Description of the task
Lines containing the word "urlopu" should be extracted in full.

Record extracts
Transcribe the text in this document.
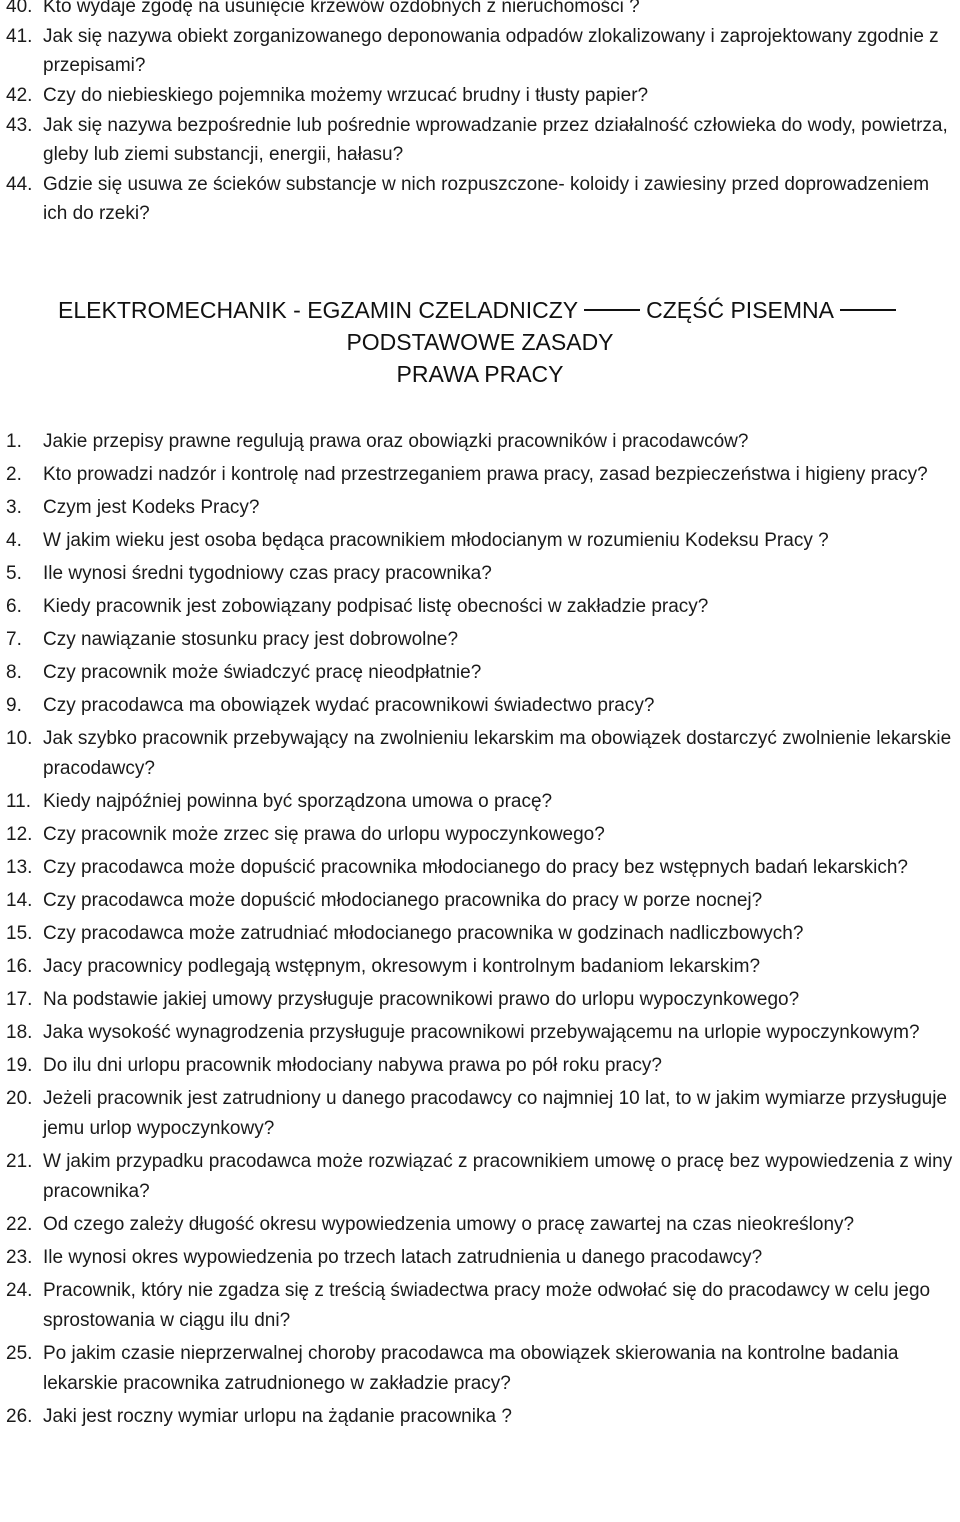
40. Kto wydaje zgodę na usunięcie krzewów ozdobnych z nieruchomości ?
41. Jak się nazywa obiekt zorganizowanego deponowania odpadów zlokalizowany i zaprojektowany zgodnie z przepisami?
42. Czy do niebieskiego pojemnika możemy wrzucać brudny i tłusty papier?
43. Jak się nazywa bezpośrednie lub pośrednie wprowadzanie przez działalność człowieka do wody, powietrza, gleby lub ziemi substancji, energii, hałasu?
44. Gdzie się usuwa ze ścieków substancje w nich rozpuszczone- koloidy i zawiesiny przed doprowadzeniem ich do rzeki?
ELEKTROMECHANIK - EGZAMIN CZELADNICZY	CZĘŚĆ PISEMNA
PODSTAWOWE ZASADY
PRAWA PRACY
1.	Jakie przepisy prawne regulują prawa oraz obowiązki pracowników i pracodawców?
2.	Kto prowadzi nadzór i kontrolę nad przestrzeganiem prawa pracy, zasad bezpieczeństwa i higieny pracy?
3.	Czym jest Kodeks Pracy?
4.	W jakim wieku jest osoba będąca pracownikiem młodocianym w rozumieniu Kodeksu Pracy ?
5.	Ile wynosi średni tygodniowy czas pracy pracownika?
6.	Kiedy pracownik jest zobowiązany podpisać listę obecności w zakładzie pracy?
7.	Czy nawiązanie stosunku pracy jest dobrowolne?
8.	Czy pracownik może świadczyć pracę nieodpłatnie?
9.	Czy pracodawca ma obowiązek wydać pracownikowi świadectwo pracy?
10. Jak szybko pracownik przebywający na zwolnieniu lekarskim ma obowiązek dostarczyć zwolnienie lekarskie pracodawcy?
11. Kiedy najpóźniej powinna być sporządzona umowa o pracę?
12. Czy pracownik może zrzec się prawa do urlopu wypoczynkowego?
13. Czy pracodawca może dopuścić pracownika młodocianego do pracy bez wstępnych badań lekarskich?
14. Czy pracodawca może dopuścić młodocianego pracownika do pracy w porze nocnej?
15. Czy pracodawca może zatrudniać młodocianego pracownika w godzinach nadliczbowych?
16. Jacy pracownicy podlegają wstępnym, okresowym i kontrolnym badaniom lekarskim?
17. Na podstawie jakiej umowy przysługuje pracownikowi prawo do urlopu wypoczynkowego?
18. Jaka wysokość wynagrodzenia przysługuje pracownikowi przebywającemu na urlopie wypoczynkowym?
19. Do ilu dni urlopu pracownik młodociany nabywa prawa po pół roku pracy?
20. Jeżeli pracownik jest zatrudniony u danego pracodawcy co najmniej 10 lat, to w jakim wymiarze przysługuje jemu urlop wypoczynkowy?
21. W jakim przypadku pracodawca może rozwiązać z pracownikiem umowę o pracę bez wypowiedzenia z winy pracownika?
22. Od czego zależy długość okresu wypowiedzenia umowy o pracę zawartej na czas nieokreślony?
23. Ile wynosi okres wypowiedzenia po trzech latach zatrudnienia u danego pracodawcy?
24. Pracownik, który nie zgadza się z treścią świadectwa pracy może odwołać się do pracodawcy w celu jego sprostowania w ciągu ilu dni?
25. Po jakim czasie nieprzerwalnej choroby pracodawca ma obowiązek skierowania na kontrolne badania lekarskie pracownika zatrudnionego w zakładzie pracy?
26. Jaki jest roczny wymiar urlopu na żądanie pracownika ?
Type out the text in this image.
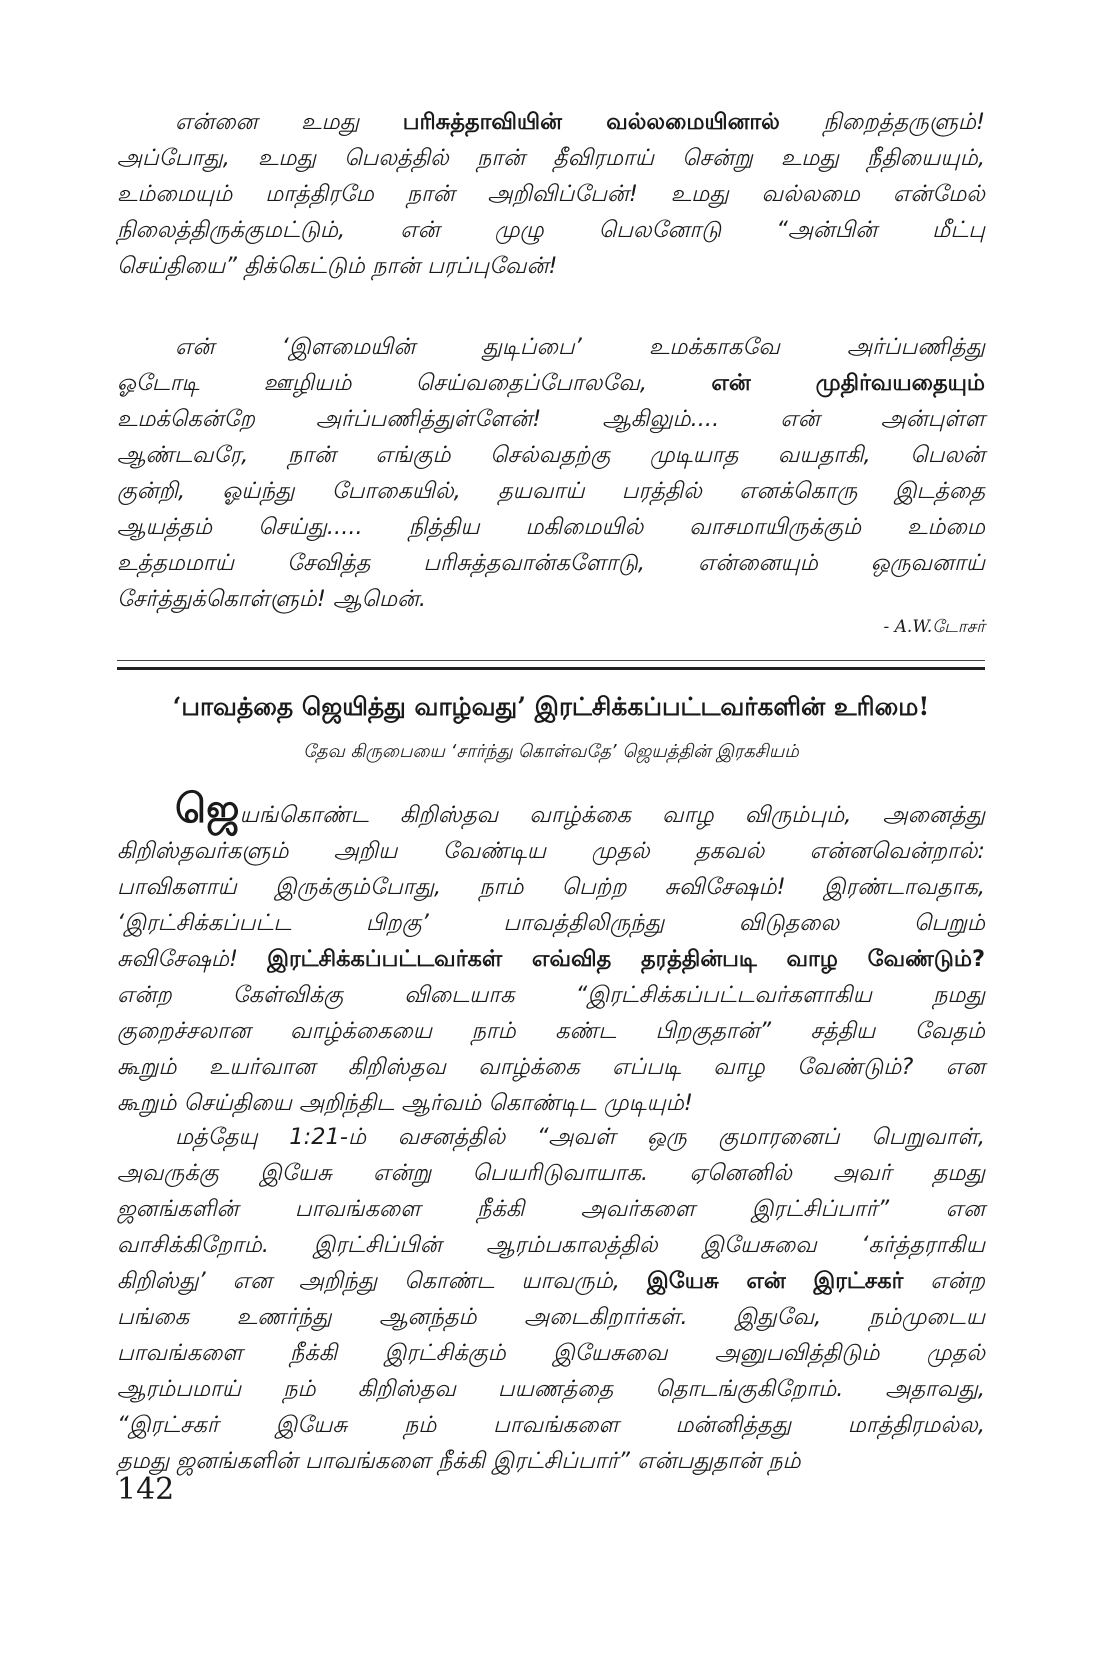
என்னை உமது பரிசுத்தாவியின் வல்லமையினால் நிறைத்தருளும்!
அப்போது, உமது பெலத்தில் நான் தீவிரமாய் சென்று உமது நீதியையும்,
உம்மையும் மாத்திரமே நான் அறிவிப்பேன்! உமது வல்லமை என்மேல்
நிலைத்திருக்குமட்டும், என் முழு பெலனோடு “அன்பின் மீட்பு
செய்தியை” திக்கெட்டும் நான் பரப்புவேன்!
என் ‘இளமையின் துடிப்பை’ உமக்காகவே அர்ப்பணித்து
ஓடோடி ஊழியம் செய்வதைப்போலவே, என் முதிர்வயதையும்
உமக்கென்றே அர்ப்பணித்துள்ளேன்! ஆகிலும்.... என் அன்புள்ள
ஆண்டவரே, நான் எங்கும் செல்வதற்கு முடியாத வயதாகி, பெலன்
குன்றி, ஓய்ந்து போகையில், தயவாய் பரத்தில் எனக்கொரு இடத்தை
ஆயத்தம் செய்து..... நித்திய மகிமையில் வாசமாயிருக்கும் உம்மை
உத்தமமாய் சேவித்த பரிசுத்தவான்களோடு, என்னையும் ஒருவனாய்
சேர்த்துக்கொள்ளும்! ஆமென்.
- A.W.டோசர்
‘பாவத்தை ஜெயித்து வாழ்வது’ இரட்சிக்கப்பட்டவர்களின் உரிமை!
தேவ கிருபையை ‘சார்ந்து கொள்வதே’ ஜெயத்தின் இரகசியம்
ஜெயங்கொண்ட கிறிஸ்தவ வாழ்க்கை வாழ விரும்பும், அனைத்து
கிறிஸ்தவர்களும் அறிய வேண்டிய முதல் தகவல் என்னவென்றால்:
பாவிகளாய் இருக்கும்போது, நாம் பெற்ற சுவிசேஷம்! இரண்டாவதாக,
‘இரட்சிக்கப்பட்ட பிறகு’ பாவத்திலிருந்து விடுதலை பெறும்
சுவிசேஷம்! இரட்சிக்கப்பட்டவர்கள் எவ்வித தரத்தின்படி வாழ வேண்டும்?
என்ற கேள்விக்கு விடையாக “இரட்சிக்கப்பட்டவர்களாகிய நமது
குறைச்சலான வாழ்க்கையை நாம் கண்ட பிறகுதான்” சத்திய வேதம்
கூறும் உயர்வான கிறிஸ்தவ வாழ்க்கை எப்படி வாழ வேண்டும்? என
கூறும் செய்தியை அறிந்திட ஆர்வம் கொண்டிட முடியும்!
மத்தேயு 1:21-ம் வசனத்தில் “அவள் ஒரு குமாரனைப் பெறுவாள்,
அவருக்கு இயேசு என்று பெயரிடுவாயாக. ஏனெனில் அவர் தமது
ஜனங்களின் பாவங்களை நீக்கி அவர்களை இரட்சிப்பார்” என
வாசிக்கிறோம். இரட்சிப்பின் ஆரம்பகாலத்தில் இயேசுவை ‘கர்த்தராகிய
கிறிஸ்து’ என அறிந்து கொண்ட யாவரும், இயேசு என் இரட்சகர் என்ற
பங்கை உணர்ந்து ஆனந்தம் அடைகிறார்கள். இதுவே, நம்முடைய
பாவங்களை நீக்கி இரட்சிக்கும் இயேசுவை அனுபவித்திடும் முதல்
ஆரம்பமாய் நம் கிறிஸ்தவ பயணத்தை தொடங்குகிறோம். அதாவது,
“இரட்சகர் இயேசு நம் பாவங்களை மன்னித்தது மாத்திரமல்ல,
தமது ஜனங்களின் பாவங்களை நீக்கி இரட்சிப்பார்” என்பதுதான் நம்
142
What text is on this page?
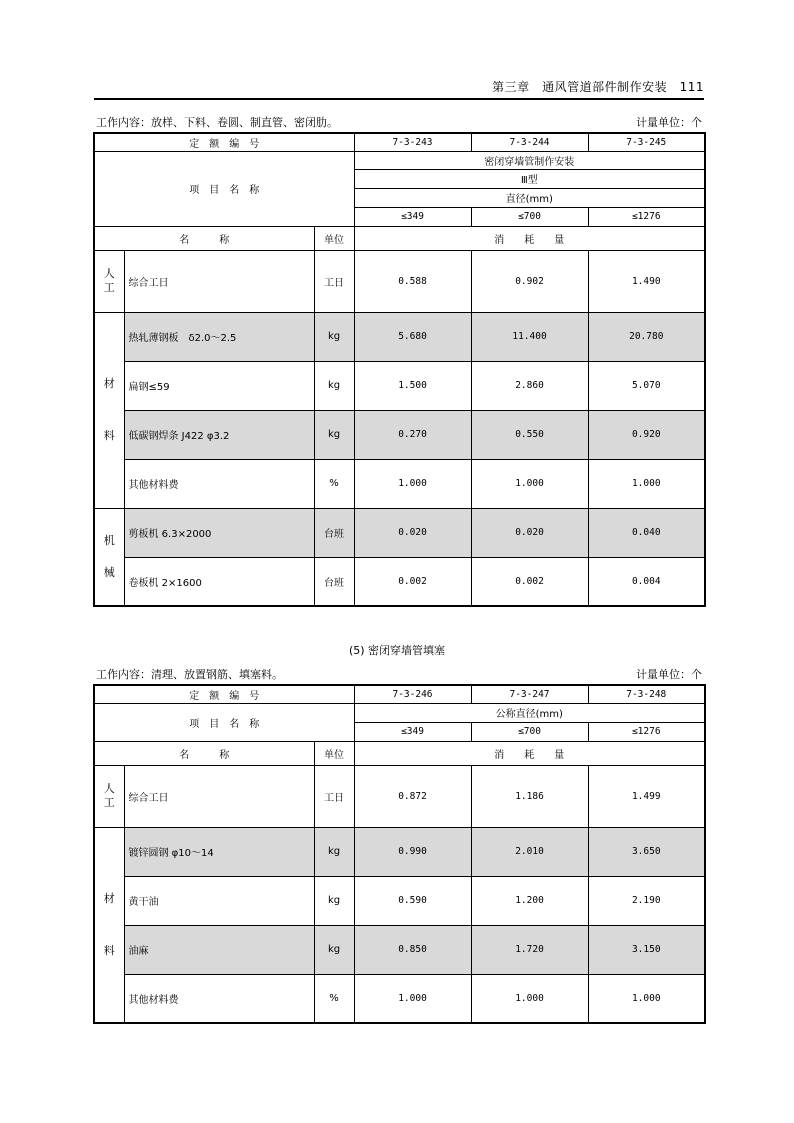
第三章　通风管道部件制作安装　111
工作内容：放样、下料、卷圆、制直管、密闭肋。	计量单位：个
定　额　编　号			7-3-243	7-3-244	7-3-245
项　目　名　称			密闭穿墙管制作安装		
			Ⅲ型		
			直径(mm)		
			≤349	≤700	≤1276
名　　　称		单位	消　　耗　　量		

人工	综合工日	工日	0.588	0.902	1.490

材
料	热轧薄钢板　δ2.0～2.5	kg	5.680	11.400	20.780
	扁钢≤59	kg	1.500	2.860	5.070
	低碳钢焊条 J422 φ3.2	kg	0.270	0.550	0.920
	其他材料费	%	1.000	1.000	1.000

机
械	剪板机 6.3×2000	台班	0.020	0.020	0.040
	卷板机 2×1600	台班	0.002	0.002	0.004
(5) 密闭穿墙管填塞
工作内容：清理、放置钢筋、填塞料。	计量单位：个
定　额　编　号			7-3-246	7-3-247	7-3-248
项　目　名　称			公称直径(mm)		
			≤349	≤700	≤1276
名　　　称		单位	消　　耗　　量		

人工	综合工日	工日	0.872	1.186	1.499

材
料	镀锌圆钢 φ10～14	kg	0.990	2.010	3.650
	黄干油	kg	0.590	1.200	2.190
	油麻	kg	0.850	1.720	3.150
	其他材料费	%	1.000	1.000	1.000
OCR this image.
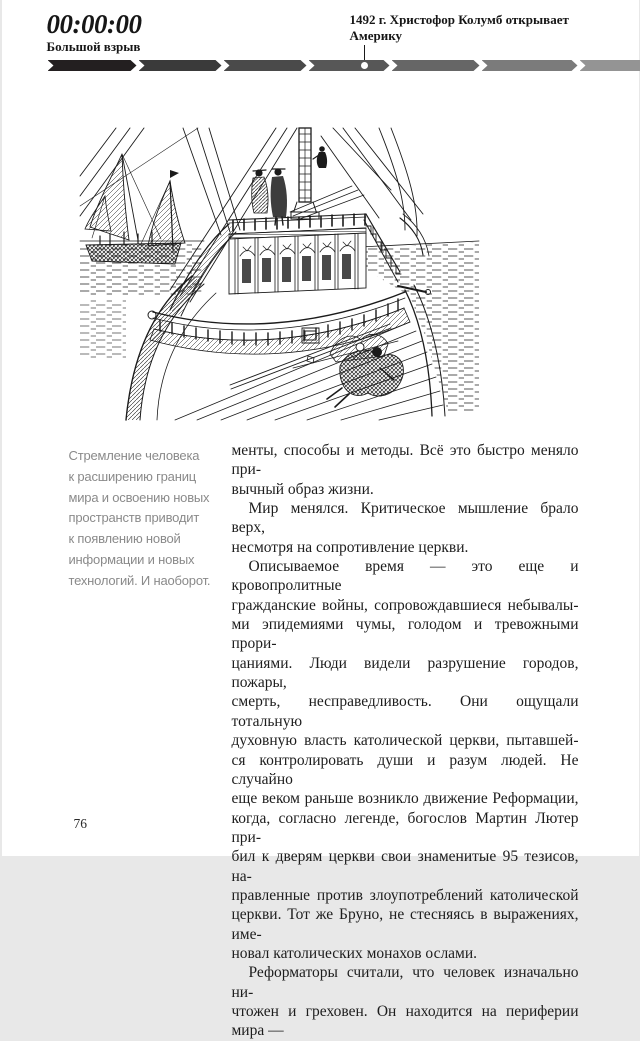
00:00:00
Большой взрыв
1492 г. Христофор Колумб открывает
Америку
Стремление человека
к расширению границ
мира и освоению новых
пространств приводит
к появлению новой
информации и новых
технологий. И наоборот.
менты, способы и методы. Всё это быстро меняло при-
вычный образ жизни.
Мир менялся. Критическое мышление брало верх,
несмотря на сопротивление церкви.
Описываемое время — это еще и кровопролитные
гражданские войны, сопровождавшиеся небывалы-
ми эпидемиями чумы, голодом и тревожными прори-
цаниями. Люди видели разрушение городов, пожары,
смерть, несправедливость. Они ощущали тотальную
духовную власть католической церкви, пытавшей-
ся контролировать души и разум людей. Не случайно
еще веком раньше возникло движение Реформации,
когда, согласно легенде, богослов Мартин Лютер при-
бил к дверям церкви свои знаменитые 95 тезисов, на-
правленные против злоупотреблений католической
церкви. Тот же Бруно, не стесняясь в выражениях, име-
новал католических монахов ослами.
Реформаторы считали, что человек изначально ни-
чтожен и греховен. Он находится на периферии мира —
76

Exercise response
12. Czy pracownik może zrzec się prawa do urlopu wypoczynkowego?
17. Na podstawie jakiej umowy przysługuje pracownikowi prawo do urlopu wypoczynkowego?
19. Do ilu dni urlopu pracownik młodociany nabywa prawa po pół roku pracy?
26. Jaki jest roczny wymiar urlopu na żądanie pracownika ?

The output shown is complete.